> _Task requirements_
(a) In the Ferbo documentation below, what is the default value of the flux_grouping parameter?
(b) Shorten the Ferbo documentation paragraph that begins "The Fermionic-Bosonic (FerBo) qubit" while keeping its main facts.
(c) Carry on the Ferbo class documentation below from its last line.

> _Text passage_
Ferbo

The Fermionic-Bosonic (FerBo) qubit: a hybrid semiconductor-superconductor circuit coupling Andreev bound states in a weak link to the bosonic mode of an LC oscillator.

See Theory background for the physics background and the companion paper for a detailed treatment.

class HybridSuperQubits.ferbo.Ferbo(Ec, El, Ej, Gamma, delta_Gamma, er, phase, dimension, flux_grouping='ABS', Delta=40)

Bases: QubitBase

Parameters:

flux_grouping (Literal['EL', 'ABS'])

PARAM_LABELS: dict[str, str] = {'Ec': '$E_C$', 'Ej': '$E_J$', 'El': '$E_L$', 'Gamma': '$\\Gamma$', 'delta_Gamma': '$\\delta \\Gamma$', 'er': '$\\epsilon_r$', 'phase': '$\\Phi_{\\mathrm{ext}} / \\Phi_0$'}

OPERATOR_LABELS: dict[str, str] = {'d_hamiltonian_d_EL': '\\partial \\hat{H} / \\partial E_L', 'd_hamiltonian_d_deltaGamma': '\\partial \\hat{H} / \\partial \\delta \\Gamma', 'd_hamiltonian_d_er': '\\partial \\hat{H} / \\partial \\epsilon_r', 'd_hamiltonian_d_ng': '\\partial \\hat{H} / \\partial n_g', 'd_hamiltonian_d_phase': '\\partial \\hat{H} / \\partial \\phi_{{ext}}', 'n_operator': '\\hat{n}', 'phase_operator': '\\hat{\\phi}'}

__init__(Ec, El, Ej, Gamma, delta_Gamma, er, phase, dimension, flux_grouping='ABS', Delta=40)

Initializes the Ferbo class with the given parameters.

Parameters:

• Ec (float) – Charging energy.

• El (float) – Inductive energy.

• Ej (float) – Josephson energy.

• Gamma (float) – Coupling strength.

• delta_Gamma (float) – Coupling strength difference.

• er (float) – Energy relaxation rate.

• phase (float) – External magnetic phase.

• dimension (int) – Dimension of the Hilbert space.

• flux_grouping (Literal["EL", "ABS"], optional) – Flux grouping (‘EL’ or ‘ABS’) (default is ‘ABS’).

• Delta (float) – Superconducting gap.

property phase_zpf: float

Returns the zero-point fluctuation of the phase.

Returns:

Zero-point fluctuation of the phase.

Return type:

float

property n_zpf: float

Returns the zero-point fluctuation of the charge number.

Returns:

Zero-point fluctuation of the charge number.

Return type:

float

property lc_energy: float

Returns the plasma energy.

Returns:

Plasma energy.

Return type:

float

property transparency: float

Return the transparency of the weak link.

Returns:

Transparency of the weak link.

Return type:

float

phi_osc()

Returns the oscillator length for the LC oscillator composed of the inductance and capacitance.

Returns:

Oscillator length.

Return type:

float

n_operator()

Returns the charge number operator.

Returns:

The charge number operator.

Return type:

np.ndarray

phase_operator()

Returns the total phase operator.

Returns:

The total phase operator.

Return type:

np.ndarray

jrl_potential()

Returns the Josephson Resonance Level potential.

Returns:

The Josephson Resonance Level potential.

Return type:

np.ndarray

hamiltonian()

Returns the Hamiltonian of the system.

Returns:

The Hamiltonian of the system.

> _Records provided_
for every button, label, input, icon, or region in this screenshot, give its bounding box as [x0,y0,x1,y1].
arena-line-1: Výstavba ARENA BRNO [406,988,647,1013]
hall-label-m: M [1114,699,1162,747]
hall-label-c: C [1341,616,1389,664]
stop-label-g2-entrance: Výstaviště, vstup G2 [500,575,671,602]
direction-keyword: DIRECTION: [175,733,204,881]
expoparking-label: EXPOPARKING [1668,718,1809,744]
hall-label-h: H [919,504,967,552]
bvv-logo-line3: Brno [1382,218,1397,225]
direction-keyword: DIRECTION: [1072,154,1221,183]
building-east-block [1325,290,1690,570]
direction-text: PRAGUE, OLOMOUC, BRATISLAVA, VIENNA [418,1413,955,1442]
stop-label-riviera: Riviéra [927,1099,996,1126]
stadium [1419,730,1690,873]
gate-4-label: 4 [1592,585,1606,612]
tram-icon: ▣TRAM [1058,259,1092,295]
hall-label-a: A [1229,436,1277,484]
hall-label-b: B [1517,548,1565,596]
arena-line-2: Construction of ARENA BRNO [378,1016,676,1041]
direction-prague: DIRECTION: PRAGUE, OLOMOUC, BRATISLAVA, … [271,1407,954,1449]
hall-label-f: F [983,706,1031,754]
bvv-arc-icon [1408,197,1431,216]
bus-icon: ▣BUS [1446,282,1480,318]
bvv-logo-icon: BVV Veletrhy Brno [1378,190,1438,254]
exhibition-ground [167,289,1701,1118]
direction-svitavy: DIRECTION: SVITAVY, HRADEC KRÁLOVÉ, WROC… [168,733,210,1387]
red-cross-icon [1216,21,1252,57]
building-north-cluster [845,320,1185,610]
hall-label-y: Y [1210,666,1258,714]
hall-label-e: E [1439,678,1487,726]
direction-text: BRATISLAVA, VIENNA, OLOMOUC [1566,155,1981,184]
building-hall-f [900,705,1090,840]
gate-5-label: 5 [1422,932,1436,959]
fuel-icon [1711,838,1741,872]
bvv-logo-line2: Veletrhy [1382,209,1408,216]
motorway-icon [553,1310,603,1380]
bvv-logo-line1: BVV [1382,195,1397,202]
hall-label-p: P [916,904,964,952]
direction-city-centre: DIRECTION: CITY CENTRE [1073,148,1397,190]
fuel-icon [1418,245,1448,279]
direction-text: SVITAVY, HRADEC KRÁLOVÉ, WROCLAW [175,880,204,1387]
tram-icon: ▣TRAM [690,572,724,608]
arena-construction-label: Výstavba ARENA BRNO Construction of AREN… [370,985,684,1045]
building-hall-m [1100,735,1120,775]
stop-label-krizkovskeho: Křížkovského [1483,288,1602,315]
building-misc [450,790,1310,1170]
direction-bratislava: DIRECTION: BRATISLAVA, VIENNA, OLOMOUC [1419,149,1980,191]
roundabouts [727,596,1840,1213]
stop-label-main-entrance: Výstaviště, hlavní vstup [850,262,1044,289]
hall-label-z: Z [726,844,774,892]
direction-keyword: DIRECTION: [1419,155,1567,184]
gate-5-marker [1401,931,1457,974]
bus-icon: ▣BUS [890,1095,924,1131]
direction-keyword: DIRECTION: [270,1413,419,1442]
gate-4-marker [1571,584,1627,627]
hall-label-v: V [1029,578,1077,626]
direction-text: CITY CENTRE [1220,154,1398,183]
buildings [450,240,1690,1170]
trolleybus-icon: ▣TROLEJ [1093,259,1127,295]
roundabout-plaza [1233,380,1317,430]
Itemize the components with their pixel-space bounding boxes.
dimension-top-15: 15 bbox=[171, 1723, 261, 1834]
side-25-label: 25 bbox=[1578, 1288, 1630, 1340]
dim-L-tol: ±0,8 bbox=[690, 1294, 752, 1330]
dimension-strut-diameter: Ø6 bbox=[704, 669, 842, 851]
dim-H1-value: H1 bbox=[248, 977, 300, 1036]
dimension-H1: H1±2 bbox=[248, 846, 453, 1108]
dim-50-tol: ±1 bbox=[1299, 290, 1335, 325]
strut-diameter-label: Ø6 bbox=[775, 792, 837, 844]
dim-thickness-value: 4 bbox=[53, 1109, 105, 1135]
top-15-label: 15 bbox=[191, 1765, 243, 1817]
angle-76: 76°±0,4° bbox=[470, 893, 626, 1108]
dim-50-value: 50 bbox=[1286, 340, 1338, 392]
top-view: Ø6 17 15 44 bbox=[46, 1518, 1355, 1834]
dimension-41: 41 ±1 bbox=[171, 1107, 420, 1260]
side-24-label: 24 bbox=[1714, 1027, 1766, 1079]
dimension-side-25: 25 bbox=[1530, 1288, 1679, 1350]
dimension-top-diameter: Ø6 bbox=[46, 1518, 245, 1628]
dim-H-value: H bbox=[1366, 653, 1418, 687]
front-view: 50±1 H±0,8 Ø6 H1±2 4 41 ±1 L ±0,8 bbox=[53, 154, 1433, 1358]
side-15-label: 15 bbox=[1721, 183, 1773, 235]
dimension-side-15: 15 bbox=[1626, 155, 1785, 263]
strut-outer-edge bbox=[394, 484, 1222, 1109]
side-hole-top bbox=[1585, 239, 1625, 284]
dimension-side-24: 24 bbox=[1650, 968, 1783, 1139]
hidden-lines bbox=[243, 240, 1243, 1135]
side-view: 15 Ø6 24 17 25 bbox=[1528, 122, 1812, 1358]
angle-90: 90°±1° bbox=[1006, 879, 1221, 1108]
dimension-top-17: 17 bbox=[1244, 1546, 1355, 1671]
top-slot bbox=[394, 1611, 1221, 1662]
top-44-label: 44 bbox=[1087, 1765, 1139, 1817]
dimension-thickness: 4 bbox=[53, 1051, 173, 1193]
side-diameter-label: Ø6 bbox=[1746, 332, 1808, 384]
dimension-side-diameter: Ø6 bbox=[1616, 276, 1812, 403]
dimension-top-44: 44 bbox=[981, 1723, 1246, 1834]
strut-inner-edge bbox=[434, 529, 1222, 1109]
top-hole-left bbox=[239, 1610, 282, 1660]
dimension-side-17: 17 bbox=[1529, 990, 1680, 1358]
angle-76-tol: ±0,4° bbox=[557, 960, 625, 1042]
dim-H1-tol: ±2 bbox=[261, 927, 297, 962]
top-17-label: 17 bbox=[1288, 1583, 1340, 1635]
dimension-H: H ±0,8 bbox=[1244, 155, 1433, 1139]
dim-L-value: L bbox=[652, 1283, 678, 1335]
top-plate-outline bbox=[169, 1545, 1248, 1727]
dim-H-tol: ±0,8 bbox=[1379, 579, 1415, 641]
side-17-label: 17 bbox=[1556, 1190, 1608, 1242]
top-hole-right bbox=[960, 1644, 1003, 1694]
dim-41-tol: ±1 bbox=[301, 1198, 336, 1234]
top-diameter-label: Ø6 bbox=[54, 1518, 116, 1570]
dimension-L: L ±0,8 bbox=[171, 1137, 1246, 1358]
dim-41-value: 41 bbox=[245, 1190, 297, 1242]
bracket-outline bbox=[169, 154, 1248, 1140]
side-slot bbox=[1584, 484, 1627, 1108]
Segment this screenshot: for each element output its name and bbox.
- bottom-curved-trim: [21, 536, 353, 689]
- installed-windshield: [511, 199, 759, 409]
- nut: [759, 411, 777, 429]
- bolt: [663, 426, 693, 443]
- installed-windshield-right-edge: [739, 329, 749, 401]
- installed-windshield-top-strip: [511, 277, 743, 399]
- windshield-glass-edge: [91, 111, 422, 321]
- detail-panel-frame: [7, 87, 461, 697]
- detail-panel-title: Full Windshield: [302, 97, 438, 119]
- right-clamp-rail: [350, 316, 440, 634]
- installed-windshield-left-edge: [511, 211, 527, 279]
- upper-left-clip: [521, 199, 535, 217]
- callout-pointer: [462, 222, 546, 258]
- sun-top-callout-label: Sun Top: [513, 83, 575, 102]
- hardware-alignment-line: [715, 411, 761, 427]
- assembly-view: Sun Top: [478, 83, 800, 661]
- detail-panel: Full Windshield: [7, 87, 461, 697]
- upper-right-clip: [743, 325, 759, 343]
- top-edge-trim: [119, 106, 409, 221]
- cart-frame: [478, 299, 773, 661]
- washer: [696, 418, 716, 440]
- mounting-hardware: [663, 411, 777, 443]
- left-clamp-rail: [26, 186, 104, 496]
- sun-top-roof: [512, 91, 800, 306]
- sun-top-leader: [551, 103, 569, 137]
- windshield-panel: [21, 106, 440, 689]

> _Answers for this exercise_
(a) 'ABS'

(b) The FerBo qubit is a hybrid semiconductor-superconductor circuit that links Andreev bound states in a weak link to an LC oscillator's bosonic mode.

(c)
Return type:

np.ndarray

d_hamiltonian_d_EC()

Returns the derivative of the Hamiltonian with respect to the charging energy.

Returns:

The derivative of the Hamiltonian with respect to the charging energy.

Return type:

np.ndarray

d_hamiltonian_d_EL()

Returns the derivative of the Hamiltonian with respect to the inductive energy.

Returns:

The derivative of the Hamiltonian with respect to the inductive energy.

Return type:

np.ndarray

d_hamiltonian_d_EJ()

Returns the derivative of the Hamiltonian with respect to the Josephson energy.

Returns:

The derivative of the Hamiltonian with respect to the Josephson energy.

Return type:

np.ndarray

d_hamiltonian_d_Gamma()

Returns the derivative of the Hamiltonian with respect to Gamma.

Returns:

The derivative of the Hamiltonian with respect to Gamma.

Return type:

np.ndarray

d_hamiltonian_d_er()

Returns the derivative of the Hamiltonian with respect to the energy relaxation rate.

Returns:

The derivative of the Hamiltonian with respect to the energy relaxation rate.

Return type:

np.ndarray

d_hamiltonian_d_deltaGamma()

Returns the derivative of the Hamiltonian with respect to the coupling strength difference.

Returns:

The derivative of the Hamiltonian with respect to the coupling strength difference.

Return type:

np.ndarray

d2_hamiltonian_d_Gamma2()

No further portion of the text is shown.